Task: The records are set out below this line. Return exactly the lines from the one containing "What data populates" through the last, and exclude the pictures.
====== Given data
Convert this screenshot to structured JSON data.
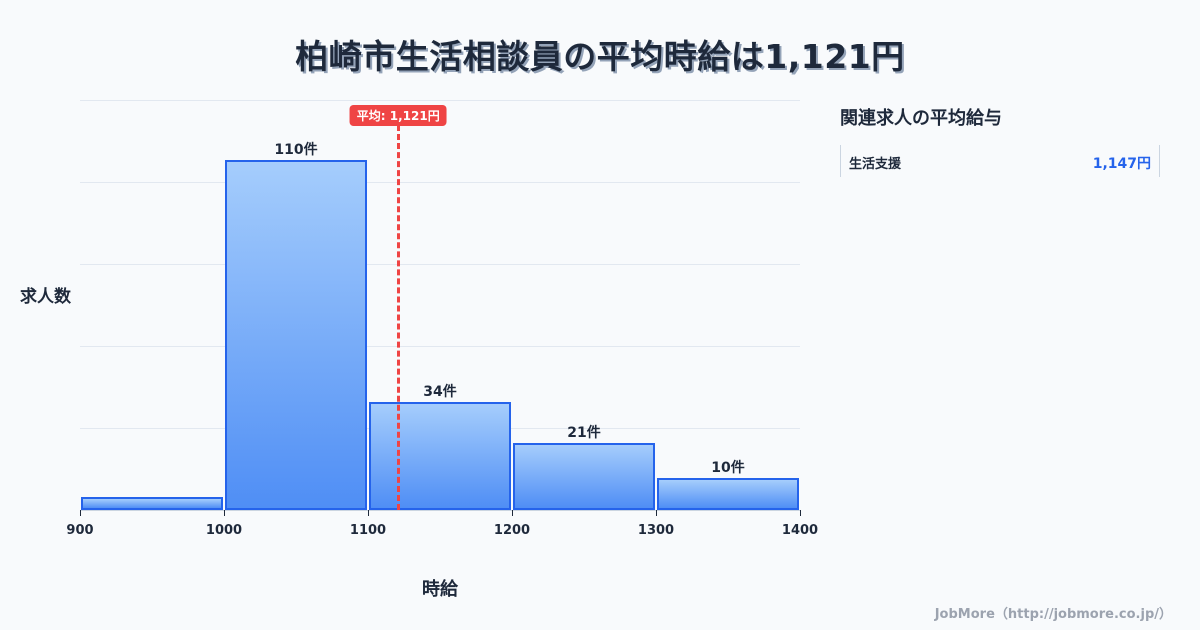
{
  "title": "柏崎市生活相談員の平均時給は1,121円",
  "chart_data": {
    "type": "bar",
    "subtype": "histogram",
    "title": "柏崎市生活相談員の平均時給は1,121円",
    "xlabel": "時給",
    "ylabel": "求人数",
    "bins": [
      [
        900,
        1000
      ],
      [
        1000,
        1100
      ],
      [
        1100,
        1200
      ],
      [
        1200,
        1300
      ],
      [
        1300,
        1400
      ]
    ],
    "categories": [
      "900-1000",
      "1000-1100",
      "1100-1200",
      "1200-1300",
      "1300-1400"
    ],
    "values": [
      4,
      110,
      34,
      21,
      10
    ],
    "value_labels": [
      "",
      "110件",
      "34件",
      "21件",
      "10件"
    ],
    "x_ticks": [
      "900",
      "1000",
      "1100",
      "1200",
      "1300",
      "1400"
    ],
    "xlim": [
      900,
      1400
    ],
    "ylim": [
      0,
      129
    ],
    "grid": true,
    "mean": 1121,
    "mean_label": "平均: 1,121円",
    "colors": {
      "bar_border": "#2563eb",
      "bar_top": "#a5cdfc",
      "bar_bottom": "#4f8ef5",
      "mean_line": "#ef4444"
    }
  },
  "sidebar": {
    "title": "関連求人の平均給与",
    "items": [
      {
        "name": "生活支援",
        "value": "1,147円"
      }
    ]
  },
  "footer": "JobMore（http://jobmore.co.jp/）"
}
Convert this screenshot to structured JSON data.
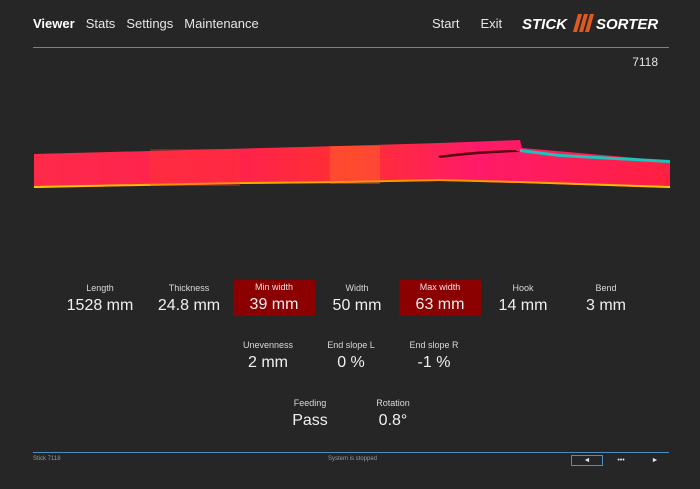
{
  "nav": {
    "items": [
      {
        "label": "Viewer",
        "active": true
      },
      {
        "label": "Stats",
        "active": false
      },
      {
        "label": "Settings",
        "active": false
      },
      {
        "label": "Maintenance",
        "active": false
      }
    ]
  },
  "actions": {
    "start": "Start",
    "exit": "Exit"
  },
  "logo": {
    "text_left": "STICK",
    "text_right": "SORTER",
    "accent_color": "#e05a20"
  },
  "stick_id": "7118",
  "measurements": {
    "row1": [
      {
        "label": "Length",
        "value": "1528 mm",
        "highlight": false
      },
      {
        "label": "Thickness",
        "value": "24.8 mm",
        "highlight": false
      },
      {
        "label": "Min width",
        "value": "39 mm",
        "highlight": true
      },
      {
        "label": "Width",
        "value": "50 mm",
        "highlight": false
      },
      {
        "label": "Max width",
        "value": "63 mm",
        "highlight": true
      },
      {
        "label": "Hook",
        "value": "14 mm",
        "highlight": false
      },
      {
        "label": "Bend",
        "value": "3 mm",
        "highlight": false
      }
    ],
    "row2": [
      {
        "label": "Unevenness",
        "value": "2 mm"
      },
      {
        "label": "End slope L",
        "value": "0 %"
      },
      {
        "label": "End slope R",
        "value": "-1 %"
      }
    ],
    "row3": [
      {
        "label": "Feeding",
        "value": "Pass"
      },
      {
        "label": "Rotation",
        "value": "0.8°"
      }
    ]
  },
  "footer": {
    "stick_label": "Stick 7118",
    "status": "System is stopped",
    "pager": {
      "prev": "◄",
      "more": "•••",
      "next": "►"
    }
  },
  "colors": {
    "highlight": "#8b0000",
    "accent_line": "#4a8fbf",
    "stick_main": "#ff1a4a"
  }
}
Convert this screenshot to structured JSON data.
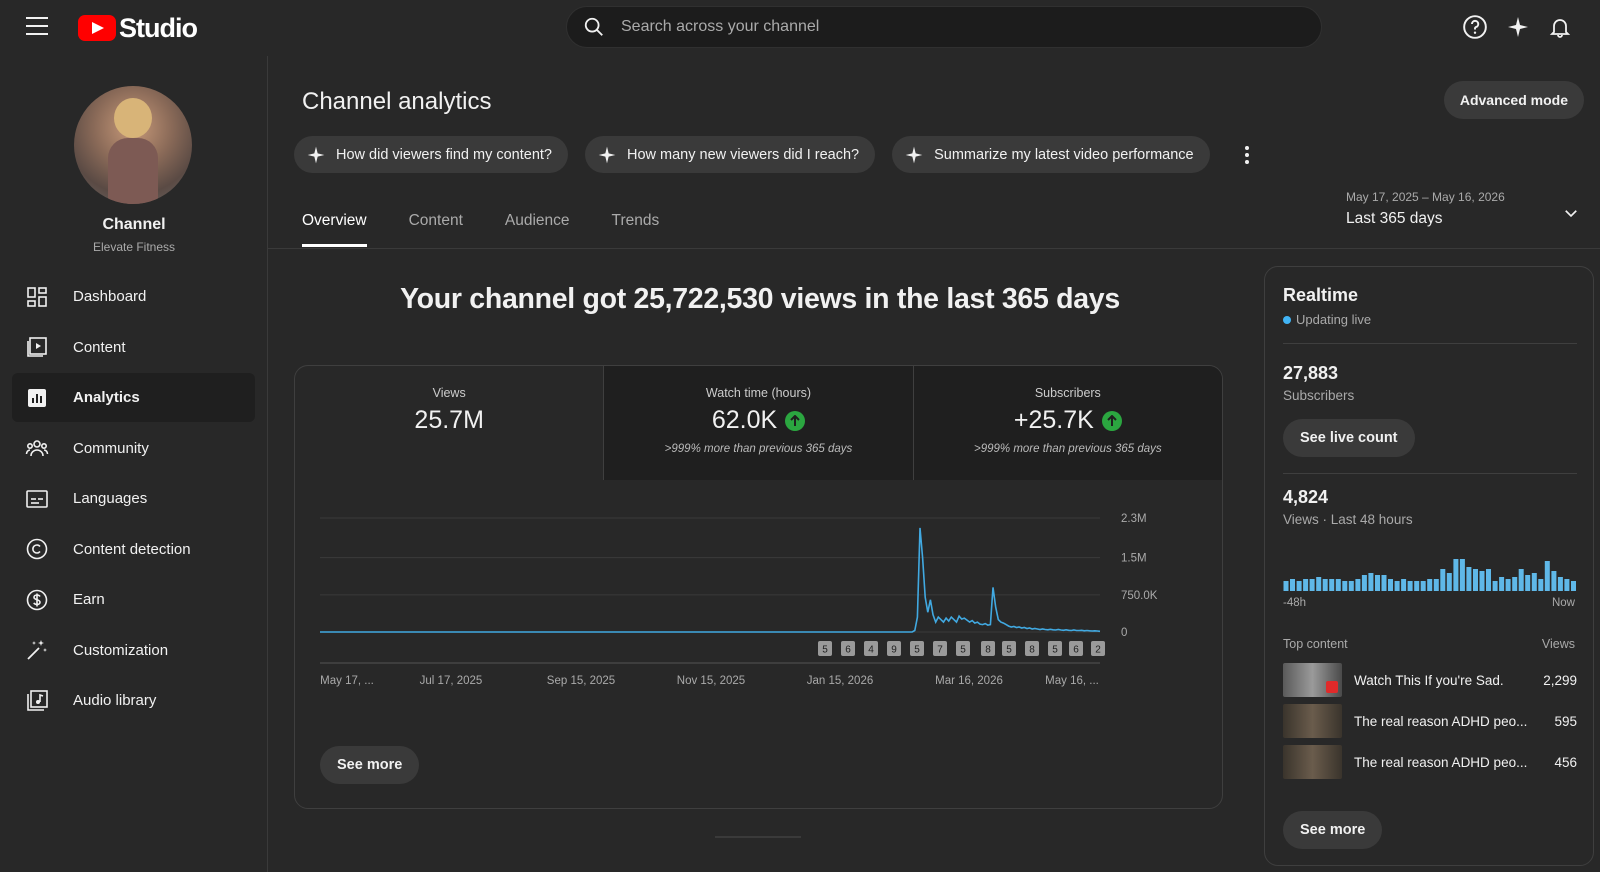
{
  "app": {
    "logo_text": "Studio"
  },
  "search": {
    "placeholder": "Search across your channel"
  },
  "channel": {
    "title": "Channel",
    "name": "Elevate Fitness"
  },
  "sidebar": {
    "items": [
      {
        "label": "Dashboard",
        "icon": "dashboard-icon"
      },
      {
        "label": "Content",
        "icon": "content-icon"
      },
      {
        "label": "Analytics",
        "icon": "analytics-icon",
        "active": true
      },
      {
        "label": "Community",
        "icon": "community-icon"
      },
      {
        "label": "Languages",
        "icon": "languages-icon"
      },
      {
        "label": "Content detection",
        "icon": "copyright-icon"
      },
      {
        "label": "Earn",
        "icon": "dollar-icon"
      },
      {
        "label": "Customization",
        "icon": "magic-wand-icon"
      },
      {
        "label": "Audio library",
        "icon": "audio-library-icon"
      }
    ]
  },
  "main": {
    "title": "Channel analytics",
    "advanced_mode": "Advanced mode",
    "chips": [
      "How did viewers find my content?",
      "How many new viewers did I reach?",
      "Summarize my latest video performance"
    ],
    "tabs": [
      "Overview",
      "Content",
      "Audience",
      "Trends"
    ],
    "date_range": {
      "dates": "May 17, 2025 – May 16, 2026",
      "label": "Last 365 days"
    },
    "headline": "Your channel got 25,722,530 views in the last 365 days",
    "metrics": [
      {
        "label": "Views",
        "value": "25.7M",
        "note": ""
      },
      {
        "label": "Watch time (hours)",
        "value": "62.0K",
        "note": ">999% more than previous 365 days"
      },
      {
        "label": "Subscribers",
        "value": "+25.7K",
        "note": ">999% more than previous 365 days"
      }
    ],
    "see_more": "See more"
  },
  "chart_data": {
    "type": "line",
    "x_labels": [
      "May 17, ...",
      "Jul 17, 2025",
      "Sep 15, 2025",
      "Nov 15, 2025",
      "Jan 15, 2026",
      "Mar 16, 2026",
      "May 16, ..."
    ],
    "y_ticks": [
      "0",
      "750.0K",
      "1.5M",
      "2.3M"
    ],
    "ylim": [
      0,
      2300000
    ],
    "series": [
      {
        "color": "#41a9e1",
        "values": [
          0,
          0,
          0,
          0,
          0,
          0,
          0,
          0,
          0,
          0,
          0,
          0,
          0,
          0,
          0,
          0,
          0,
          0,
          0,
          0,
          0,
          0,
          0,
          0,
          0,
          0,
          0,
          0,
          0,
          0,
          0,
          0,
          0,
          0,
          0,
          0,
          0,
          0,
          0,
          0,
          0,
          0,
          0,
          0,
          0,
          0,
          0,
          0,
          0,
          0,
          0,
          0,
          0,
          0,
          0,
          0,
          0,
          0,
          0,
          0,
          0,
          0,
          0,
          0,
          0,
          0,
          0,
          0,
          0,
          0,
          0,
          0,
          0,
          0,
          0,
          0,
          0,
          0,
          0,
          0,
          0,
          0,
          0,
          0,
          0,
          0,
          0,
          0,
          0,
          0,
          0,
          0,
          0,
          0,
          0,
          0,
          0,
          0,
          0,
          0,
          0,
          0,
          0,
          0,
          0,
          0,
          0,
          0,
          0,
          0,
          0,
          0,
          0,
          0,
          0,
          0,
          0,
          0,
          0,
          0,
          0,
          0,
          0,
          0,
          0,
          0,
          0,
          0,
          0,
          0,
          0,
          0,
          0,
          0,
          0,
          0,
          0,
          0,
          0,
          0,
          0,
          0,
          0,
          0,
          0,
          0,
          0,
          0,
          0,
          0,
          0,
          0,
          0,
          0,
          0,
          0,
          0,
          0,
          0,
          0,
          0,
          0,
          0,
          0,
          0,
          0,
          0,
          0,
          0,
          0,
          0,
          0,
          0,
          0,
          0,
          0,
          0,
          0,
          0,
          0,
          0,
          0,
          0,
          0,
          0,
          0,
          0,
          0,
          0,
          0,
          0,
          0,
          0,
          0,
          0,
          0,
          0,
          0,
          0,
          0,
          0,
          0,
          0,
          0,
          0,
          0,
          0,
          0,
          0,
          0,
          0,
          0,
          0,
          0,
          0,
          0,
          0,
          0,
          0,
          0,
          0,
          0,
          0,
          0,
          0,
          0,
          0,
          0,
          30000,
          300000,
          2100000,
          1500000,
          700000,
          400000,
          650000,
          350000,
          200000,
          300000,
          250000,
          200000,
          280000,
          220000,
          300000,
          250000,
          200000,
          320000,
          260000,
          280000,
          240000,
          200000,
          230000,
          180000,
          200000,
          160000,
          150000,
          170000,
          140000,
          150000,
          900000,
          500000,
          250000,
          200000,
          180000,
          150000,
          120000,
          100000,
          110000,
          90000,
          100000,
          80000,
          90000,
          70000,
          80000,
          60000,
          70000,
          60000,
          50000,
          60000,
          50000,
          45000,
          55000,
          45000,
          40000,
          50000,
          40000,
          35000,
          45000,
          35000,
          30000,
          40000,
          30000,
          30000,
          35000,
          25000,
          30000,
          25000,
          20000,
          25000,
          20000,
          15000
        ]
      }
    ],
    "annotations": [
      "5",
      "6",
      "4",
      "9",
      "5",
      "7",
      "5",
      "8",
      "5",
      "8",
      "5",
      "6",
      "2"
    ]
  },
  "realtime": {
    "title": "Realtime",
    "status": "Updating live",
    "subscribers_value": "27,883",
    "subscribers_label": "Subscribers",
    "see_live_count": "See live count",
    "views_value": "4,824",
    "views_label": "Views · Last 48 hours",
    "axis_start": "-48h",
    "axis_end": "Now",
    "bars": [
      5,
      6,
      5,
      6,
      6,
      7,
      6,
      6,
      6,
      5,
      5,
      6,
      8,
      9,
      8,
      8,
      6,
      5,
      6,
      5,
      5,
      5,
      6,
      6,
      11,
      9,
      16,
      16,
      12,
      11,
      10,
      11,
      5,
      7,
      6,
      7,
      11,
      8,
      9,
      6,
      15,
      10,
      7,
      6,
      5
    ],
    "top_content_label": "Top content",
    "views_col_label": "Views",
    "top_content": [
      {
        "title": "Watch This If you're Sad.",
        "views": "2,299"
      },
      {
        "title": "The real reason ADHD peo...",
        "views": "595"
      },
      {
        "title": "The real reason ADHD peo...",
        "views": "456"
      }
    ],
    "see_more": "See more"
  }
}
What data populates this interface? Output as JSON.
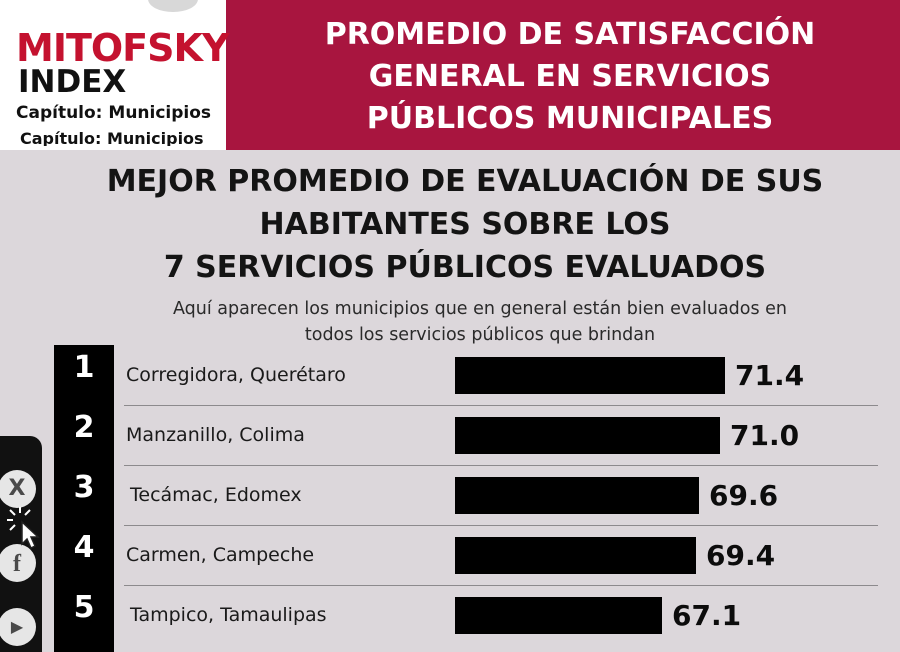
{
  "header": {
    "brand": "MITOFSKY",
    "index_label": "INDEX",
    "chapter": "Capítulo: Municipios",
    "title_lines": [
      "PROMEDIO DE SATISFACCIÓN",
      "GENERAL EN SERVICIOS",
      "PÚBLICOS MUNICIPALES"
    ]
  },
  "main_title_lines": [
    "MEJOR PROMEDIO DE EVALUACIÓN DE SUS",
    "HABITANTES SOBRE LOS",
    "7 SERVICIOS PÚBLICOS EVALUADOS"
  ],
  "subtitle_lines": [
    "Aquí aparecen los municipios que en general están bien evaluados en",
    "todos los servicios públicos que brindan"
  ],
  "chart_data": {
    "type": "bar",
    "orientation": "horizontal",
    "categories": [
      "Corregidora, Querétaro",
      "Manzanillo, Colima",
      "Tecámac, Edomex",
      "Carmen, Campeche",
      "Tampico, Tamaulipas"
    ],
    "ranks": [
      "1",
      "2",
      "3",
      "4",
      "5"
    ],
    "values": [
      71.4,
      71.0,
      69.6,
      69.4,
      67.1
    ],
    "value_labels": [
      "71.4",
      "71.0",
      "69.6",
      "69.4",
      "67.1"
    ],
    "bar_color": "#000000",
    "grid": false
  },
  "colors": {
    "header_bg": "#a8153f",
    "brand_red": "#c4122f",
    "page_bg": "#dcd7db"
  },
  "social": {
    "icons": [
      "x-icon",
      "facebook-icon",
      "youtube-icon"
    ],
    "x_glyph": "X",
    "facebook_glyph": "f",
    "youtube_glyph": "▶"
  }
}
============
Task solution:
What data populates this interface? Output as JSON.
{
  "header": {
    "brand": "MITOFSKY",
    "index_label": "INDEX",
    "chapter": "Capítulo: Municipios",
    "title_lines": [
      "PROMEDIO DE SATISFACCIÓN",
      "GENERAL EN SERVICIOS",
      "PÚBLICOS MUNICIPALES"
    ]
  },
  "main_title_lines": [
    "MEJOR PROMEDIO DE EVALUACIÓN DE SUS",
    "HABITANTES SOBRE LOS",
    "7 SERVICIOS PÚBLICOS EVALUADOS"
  ],
  "subtitle_lines": [
    "Aquí aparecen los municipios que en general están bien evaluados en",
    "todos los servicios públicos que brindan"
  ],
  "chart_data": {
    "type": "bar",
    "orientation": "horizontal",
    "categories": [
      "Corregidora, Querétaro",
      "Manzanillo, Colima",
      "Tecámac, Edomex",
      "Carmen, Campeche",
      "Tampico, Tamaulipas"
    ],
    "ranks": [
      "1",
      "2",
      "3",
      "4",
      "5"
    ],
    "values": [
      71.4,
      71.0,
      69.6,
      69.4,
      67.1
    ],
    "value_labels": [
      "71.4",
      "71.0",
      "69.6",
      "69.4",
      "67.1"
    ],
    "bar_color": "#000000",
    "grid": false
  },
  "colors": {
    "header_bg": "#a8153f",
    "brand_red": "#c4122f",
    "page_bg": "#dcd7db"
  },
  "social": {
    "icons": [
      "x-icon",
      "facebook-icon",
      "youtube-icon"
    ],
    "x_glyph": "X",
    "facebook_glyph": "f",
    "youtube_glyph": "▶"
  }
}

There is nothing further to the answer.